#### [Written exercise]
Your task is to copy every line of this material exactly.

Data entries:
──────────────────────────────

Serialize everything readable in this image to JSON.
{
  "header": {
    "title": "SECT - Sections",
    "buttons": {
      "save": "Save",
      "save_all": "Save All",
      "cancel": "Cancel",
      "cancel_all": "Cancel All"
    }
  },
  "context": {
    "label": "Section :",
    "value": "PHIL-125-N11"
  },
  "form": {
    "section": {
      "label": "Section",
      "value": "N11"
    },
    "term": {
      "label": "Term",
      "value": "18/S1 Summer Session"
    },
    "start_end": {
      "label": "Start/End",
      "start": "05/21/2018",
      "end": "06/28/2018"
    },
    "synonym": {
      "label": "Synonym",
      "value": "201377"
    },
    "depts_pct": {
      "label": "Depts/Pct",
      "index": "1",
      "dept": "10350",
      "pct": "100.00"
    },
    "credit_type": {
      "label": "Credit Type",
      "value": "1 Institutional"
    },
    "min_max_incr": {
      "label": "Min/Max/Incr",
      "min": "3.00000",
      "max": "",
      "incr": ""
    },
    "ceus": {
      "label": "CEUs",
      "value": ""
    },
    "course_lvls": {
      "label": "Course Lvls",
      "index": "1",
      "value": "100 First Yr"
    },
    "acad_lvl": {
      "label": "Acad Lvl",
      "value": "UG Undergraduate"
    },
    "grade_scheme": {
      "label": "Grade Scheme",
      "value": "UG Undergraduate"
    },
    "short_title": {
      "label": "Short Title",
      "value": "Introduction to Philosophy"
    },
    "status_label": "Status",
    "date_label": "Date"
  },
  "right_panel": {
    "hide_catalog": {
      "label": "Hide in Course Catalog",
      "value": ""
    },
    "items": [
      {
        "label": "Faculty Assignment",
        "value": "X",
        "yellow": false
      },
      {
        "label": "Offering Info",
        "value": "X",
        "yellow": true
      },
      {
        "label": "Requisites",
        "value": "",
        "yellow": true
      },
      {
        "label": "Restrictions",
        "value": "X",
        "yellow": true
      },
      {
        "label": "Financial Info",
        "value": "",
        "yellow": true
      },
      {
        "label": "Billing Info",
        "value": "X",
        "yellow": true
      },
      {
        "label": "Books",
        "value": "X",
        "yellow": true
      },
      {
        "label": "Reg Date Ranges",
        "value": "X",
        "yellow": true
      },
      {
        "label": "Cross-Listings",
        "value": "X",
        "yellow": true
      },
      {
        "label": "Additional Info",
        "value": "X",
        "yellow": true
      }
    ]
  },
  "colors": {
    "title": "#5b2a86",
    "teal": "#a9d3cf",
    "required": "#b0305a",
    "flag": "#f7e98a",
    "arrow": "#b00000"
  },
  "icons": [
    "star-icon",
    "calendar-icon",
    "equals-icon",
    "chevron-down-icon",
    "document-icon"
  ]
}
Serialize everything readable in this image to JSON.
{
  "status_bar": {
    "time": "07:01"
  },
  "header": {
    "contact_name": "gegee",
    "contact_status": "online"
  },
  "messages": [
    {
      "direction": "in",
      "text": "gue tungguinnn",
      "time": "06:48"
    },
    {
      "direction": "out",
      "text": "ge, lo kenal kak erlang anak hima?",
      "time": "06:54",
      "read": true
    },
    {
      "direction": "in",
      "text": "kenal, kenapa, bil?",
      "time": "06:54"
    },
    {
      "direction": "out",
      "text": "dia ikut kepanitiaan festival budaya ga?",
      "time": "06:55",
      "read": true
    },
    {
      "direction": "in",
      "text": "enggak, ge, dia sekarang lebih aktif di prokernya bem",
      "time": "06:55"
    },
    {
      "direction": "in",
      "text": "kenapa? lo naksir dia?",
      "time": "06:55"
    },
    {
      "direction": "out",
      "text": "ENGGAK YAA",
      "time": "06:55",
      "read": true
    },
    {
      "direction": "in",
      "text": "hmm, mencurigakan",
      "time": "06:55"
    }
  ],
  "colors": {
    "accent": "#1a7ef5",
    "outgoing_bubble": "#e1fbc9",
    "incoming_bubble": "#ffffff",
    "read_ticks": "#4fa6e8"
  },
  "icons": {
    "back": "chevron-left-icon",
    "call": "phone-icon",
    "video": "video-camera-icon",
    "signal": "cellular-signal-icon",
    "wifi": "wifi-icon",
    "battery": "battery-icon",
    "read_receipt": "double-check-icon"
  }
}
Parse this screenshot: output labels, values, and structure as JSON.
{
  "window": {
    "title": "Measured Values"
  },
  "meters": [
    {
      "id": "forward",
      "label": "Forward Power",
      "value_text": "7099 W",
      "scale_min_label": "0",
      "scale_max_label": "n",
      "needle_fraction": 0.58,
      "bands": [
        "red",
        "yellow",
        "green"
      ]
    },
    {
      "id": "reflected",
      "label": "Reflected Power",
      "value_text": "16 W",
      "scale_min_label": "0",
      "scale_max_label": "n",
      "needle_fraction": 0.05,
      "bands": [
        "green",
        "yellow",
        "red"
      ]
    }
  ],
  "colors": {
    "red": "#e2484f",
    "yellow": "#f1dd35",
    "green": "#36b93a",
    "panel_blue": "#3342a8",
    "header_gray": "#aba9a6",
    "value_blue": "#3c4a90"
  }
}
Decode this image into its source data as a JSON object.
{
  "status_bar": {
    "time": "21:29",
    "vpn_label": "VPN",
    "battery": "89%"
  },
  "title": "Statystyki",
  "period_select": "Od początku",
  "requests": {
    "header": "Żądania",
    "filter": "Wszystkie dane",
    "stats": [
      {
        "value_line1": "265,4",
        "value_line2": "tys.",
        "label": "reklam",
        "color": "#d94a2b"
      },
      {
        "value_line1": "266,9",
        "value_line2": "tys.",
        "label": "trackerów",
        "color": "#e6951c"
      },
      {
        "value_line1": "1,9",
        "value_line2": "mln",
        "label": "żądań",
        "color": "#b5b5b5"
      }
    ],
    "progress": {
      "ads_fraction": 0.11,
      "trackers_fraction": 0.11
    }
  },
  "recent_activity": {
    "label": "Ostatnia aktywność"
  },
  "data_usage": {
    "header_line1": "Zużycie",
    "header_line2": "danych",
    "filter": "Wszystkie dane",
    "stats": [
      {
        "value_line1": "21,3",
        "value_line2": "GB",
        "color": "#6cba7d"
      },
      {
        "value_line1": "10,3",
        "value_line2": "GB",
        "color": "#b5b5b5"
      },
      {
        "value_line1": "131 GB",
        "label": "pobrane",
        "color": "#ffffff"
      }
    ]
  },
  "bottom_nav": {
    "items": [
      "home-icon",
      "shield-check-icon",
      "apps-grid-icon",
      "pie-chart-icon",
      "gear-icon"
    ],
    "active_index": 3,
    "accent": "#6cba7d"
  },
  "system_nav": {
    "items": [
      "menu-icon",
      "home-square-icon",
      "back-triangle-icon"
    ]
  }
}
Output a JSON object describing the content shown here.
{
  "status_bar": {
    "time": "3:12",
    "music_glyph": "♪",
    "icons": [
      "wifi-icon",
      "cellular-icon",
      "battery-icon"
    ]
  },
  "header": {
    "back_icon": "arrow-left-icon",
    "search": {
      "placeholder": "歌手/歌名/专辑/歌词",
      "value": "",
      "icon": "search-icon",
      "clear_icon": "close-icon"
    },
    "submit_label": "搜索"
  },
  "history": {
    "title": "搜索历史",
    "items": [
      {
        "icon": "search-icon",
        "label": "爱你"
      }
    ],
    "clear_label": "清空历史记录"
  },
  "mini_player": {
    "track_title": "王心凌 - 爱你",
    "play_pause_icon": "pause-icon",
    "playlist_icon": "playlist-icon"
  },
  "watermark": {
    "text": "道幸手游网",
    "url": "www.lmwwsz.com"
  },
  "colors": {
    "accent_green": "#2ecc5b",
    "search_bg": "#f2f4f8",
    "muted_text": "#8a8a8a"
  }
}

──────────────────────────────

#### [Full answer]
Serialize everything readable in this image to JSON.
{
  "header": {
    "title": "SECT - Sections",
    "buttons": {
      "save": "Save",
      "save_all": "Save All",
      "cancel": "Cancel",
      "cancel_all": "Cancel All"
    }
  },
  "context": {
    "label": "Section :",
    "value": "PHIL-125-N11"
  },
  "form": {
    "section": {
      "label": "Section",
      "value": "N11"
    },
    "term": {
      "label": "Term",
      "value": "18/S1 Summer Session"
    },
    "start_end": {
      "label": "Start/End",
      "start": "05/21/2018",
      "end": "06/28/2018"
    },
    "synonym": {
      "label": "Synonym",
      "value": "201377"
    },
    "depts_pct": {
      "label": "Depts/Pct",
      "index": "1",
      "dept": "10350",
      "pct": "100.00"
    },
    "credit_type": {
      "label": "Credit Type",
      "value": "1 Institutional"
    },
    "min_max_incr": {
      "label": "Min/Max/Incr",
      "min": "3.00000",
      "max": "",
      "incr": ""
    },
    "ceus": {
      "label": "CEUs",
      "value": ""
    },
    "course_lvls": {
      "label": "Course Lvls",
      "index": "1",
      "value": "100 First Yr"
    },
    "acad_lvl": {
      "label": "Acad Lvl",
      "value": "UG Undergraduate"
    },
    "grade_scheme": {
      "label": "Grade Scheme",
      "value": "UG Undergraduate"
    },
    "short_title": {
      "label": "Short Title",
      "value": "Introduction to Philosophy"
    },
    "status_label": "Status",
    "date_label": "Date"
  },
  "right_panel": {
    "hide_catalog": {
      "label": "Hide in Course Catalog",
      "value": ""
    },
    "items": [
      {
        "label": "Faculty Assignment",
        "value": "X",
        "yellow": false
      },
      {
        "label": "Offering Info",
        "value": "X",
        "yellow": true
      },
      {
        "label": "Requisites",
        "value": "",
        "yellow": true
      },
      {
        "label": "Restrictions",
        "value": "X",
        "yellow": true
      },
      {
        "label": "Financial Info",
        "value": "",
        "yellow": true
      },
      {
        "label": "Billing Info",
        "value": "X",
        "yellow": true
      },
      {
        "label": "Books",
        "value": "X",
        "yellow": true
      },
      {
        "label": "Reg Date Ranges",
        "value": "X",
        "yellow": true
      },
      {
        "label": "Cross-Listings",
        "value": "X",
        "yellow": true
      },
      {
        "label": "Additional Info",
        "value": "X",
        "yellow": true
      }
    ]
  },
  "colors": {
    "title": "#5b2a86",
    "teal": "#a9d3cf",
    "required": "#b0305a",
    "flag": "#f7e98a",
    "arrow": "#b00000"
  },
  "icons": [
    "star-icon",
    "calendar-icon",
    "equals-icon",
    "chevron-down-icon",
    "document-icon"
  ]
}
Serialize everything readable in this image to JSON.
{
  "status_bar": {
    "time": "07:01"
  },
  "header": {
    "contact_name": "gegee",
    "contact_status": "online"
  },
  "messages": [
    {
      "direction": "in",
      "text": "gue tungguinnn",
      "time": "06:48"
    },
    {
      "direction": "out",
      "text": "ge, lo kenal kak erlang anak hima?",
      "time": "06:54",
      "read": true
    },
    {
      "direction": "in",
      "text": "kenal, kenapa, bil?",
      "time": "06:54"
    },
    {
      "direction": "out",
      "text": "dia ikut kepanitiaan festival budaya ga?",
      "time": "06:55",
      "read": true
    },
    {
      "direction": "in",
      "text": "enggak, ge, dia sekarang lebih aktif di prokernya bem",
      "time": "06:55"
    },
    {
      "direction": "in",
      "text": "kenapa? lo naksir dia?",
      "time": "06:55"
    },
    {
      "direction": "out",
      "text": "ENGGAK YAA",
      "time": "06:55",
      "read": true
    },
    {
      "direction": "in",
      "text": "hmm, mencurigakan",
      "time": "06:55"
    }
  ],
  "colors": {
    "accent": "#1a7ef5",
    "outgoing_bubble": "#e1fbc9",
    "incoming_bubble": "#ffffff",
    "read_ticks": "#4fa6e8"
  },
  "icons": {
    "back": "chevron-left-icon",
    "call": "phone-icon",
    "video": "video-camera-icon",
    "signal": "cellular-signal-icon",
    "wifi": "wifi-icon",
    "battery": "battery-icon",
    "read_receipt": "double-check-icon"
  }
}
Parse this screenshot: output labels, values, and structure as JSON.
{
  "window": {
    "title": "Measured Values"
  },
  "meters": [
    {
      "id": "forward",
      "label": "Forward Power",
      "value_text": "7099 W",
      "scale_min_label": "0",
      "scale_max_label": "n",
      "needle_fraction": 0.58,
      "bands": [
        "red",
        "yellow",
        "green"
      ]
    },
    {
      "id": "reflected",
      "label": "Reflected Power",
      "value_text": "16 W",
      "scale_min_label": "0",
      "scale_max_label": "n",
      "needle_fraction": 0.05,
      "bands": [
        "green",
        "yellow",
        "red"
      ]
    }
  ],
  "colors": {
    "red": "#e2484f",
    "yellow": "#f1dd35",
    "green": "#36b93a",
    "panel_blue": "#3342a8",
    "header_gray": "#aba9a6",
    "value_blue": "#3c4a90"
  }
}
Decode this image into its source data as a JSON object.
{
  "status_bar": {
    "time": "21:29",
    "vpn_label": "VPN",
    "battery": "89%"
  },
  "title": "Statystyki",
  "period_select": "Od początku",
  "requests": {
    "header": "Żądania",
    "filter": "Wszystkie dane",
    "stats": [
      {
        "value_line1": "265,4",
        "value_line2": "tys.",
        "label": "reklam",
        "color": "#d94a2b"
      },
      {
        "value_line1": "266,9",
        "value_line2": "tys.",
        "label": "trackerów",
        "color": "#e6951c"
      },
      {
        "value_line1": "1,9",
        "value_line2": "mln",
        "label": "żądań",
        "color": "#b5b5b5"
      }
    ],
    "progress": {
      "ads_fraction": 0.11,
      "trackers_fraction": 0.11
    }
  },
  "recent_activity": {
    "label": "Ostatnia aktywność"
  },
  "data_usage": {
    "header_line1": "Zużycie",
    "header_line2": "danych",
    "filter": "Wszystkie dane",
    "stats": [
      {
        "value_line1": "21,3",
        "value_line2": "GB",
        "color": "#6cba7d"
      },
      {
        "value_line1": "10,3",
        "value_line2": "GB",
        "color": "#b5b5b5"
      },
      {
        "value_line1": "131 GB",
        "label": "pobrane",
        "color": "#ffffff"
      }
    ]
  },
  "bottom_nav": {
    "items": [
      "home-icon",
      "shield-check-icon",
      "apps-grid-icon",
      "pie-chart-icon",
      "gear-icon"
    ],
    "active_index": 3,
    "accent": "#6cba7d"
  },
  "system_nav": {
    "items": [
      "menu-icon",
      "home-square-icon",
      "back-triangle-icon"
    ]
  }
}
Output a JSON object describing the content shown here.
{
  "status_bar": {
    "time": "3:12",
    "music_glyph": "♪",
    "icons": [
      "wifi-icon",
      "cellular-icon",
      "battery-icon"
    ]
  },
  "header": {
    "back_icon": "arrow-left-icon",
    "search": {
      "placeholder": "歌手/歌名/专辑/歌词",
      "value": "",
      "icon": "search-icon",
      "clear_icon": "close-icon"
    },
    "submit_label": "搜索"
  },
  "history": {
    "title": "搜索历史",
    "items": [
      {
        "icon": "search-icon",
        "label": "爱你"
      }
    ],
    "clear_label": "清空历史记录"
  },
  "mini_player": {
    "track_title": "王心凌 - 爱你",
    "play_pause_icon": "pause-icon",
    "playlist_icon": "playlist-icon"
  },
  "watermark": {
    "text": "道幸手游网",
    "url": "www.lmwwsz.com"
  },
  "colors": {
    "accent_green": "#2ecc5b",
    "search_bg": "#f2f4f8",
    "muted_text": "#8a8a8a"
  }
}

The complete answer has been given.